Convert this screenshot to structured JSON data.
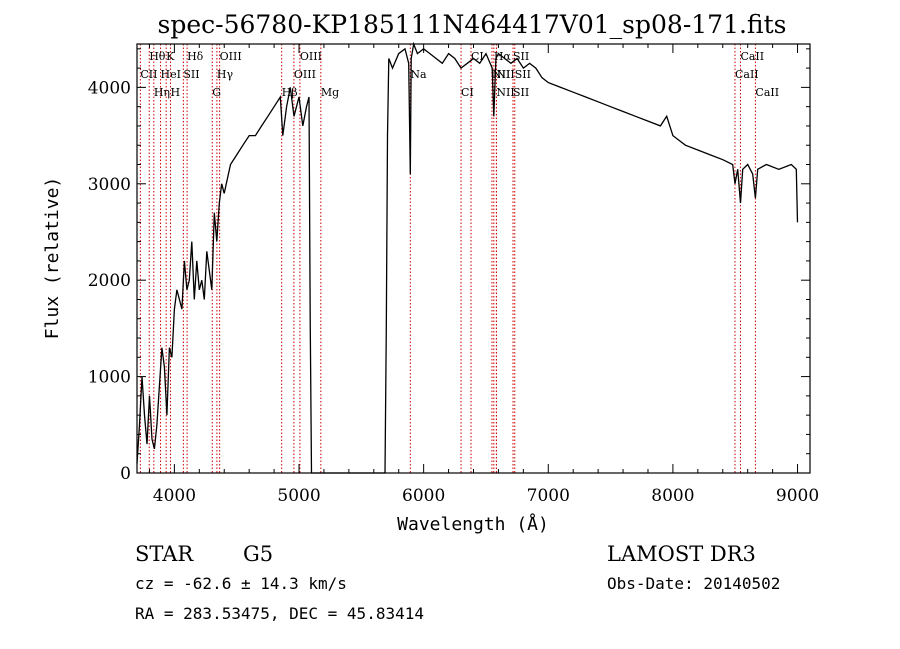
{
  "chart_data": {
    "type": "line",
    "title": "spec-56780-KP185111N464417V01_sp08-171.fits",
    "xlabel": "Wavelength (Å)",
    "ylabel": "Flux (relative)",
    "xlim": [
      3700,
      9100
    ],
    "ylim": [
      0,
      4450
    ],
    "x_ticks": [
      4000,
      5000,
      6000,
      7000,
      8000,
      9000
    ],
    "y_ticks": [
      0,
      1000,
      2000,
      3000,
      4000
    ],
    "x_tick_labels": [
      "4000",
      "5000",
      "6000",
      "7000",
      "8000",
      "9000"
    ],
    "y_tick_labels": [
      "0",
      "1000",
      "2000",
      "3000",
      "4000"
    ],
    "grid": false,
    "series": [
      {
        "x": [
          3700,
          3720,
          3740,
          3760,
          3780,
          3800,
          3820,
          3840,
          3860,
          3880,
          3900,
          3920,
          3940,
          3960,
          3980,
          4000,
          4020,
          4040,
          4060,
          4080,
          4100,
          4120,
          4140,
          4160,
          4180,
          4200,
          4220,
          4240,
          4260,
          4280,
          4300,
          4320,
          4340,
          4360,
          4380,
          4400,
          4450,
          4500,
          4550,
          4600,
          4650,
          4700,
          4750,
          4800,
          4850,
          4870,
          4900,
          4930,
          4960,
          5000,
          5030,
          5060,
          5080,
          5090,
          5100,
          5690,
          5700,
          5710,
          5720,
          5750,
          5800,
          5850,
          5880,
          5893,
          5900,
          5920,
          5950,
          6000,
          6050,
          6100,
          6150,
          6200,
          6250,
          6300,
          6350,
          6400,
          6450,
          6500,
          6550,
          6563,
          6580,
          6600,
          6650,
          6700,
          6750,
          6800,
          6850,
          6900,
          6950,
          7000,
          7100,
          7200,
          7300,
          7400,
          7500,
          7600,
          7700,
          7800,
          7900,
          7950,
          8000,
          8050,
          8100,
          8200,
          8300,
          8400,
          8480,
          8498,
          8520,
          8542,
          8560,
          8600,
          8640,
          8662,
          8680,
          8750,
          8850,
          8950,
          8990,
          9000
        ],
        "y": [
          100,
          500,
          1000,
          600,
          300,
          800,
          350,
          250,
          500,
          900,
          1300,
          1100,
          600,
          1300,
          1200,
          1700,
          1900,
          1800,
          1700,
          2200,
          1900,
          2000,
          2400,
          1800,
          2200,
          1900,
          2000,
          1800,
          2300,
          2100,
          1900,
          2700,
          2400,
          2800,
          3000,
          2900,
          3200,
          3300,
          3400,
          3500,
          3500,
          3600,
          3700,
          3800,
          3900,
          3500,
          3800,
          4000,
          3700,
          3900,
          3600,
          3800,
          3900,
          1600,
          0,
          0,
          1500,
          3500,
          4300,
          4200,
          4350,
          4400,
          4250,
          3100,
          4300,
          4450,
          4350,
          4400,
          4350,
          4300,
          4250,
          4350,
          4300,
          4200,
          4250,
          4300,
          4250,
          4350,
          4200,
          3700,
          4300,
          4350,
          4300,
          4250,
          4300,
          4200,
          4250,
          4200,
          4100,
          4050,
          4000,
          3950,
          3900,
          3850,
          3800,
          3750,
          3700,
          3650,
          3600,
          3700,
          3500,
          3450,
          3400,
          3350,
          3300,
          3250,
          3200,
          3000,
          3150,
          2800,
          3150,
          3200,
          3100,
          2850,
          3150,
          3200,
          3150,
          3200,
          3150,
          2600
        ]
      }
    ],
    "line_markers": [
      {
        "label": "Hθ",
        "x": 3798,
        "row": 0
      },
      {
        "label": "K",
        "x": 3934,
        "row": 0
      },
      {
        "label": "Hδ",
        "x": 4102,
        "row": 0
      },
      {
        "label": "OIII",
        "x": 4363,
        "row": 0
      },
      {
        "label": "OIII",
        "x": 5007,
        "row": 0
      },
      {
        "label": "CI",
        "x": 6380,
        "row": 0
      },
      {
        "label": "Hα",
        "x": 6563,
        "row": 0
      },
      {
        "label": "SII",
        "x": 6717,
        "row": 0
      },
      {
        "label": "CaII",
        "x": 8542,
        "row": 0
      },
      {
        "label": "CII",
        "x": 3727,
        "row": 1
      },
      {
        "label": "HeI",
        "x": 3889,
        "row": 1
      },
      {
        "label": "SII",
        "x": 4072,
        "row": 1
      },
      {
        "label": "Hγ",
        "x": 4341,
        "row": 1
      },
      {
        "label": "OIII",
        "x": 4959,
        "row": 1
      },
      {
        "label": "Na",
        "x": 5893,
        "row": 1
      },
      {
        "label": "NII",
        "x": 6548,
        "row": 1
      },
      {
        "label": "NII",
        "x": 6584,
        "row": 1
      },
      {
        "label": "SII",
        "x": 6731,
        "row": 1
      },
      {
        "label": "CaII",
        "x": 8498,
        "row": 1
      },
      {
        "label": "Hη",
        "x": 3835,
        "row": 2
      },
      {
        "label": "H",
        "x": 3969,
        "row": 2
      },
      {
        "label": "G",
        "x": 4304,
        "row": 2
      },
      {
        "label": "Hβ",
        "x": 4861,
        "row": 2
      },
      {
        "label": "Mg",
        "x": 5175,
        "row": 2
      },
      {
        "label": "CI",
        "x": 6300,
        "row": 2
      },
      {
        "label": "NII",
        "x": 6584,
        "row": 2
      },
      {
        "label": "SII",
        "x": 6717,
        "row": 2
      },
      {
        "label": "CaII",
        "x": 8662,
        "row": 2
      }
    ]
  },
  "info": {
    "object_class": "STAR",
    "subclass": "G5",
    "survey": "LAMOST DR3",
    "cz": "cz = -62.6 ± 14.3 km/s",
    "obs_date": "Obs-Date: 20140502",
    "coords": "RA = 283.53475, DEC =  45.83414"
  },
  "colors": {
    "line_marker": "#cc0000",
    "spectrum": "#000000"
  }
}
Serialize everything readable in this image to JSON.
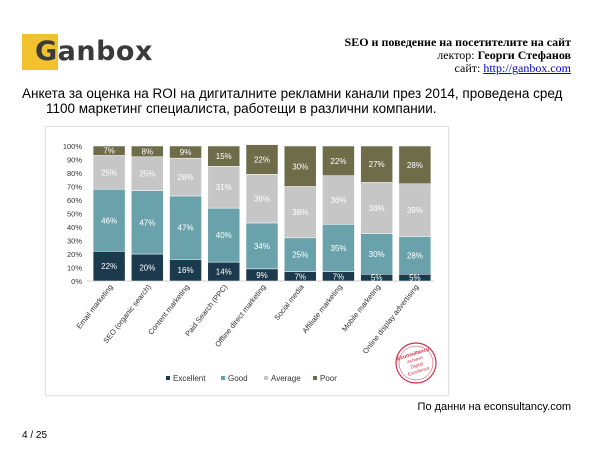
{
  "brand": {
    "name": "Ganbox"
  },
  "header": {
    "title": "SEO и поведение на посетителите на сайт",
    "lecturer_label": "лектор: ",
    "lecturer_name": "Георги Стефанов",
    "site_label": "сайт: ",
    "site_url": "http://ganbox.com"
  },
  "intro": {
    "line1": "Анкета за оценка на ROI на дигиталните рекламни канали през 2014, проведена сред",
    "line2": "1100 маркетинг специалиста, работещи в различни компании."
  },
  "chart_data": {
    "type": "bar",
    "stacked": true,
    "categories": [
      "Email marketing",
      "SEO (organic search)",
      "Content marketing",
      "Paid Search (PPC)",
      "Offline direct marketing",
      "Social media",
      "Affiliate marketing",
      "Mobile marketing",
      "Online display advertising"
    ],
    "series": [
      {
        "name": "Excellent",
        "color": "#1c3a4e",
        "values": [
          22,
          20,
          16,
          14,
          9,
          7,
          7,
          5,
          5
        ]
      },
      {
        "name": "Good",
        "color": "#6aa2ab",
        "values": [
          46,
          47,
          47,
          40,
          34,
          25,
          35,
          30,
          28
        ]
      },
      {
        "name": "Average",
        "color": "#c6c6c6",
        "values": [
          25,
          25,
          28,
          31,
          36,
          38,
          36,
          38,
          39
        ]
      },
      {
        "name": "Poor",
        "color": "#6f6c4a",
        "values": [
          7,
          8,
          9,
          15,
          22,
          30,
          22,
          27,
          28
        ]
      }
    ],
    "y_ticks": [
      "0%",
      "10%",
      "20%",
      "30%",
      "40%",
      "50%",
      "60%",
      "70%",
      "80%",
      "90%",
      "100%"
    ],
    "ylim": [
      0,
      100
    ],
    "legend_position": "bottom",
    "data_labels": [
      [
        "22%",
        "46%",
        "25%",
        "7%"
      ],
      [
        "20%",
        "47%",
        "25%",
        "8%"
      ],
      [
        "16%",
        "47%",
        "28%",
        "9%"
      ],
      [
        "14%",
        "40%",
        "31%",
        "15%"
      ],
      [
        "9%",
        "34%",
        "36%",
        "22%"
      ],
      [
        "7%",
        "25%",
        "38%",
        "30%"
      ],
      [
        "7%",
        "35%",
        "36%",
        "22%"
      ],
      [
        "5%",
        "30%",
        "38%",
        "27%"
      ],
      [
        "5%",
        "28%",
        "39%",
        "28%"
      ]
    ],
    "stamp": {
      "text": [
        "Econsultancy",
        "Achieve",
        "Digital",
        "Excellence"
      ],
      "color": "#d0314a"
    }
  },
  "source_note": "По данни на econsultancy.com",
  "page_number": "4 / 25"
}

-----

Give the count of lines in the listing that hold the word "JSON", with no other text.

2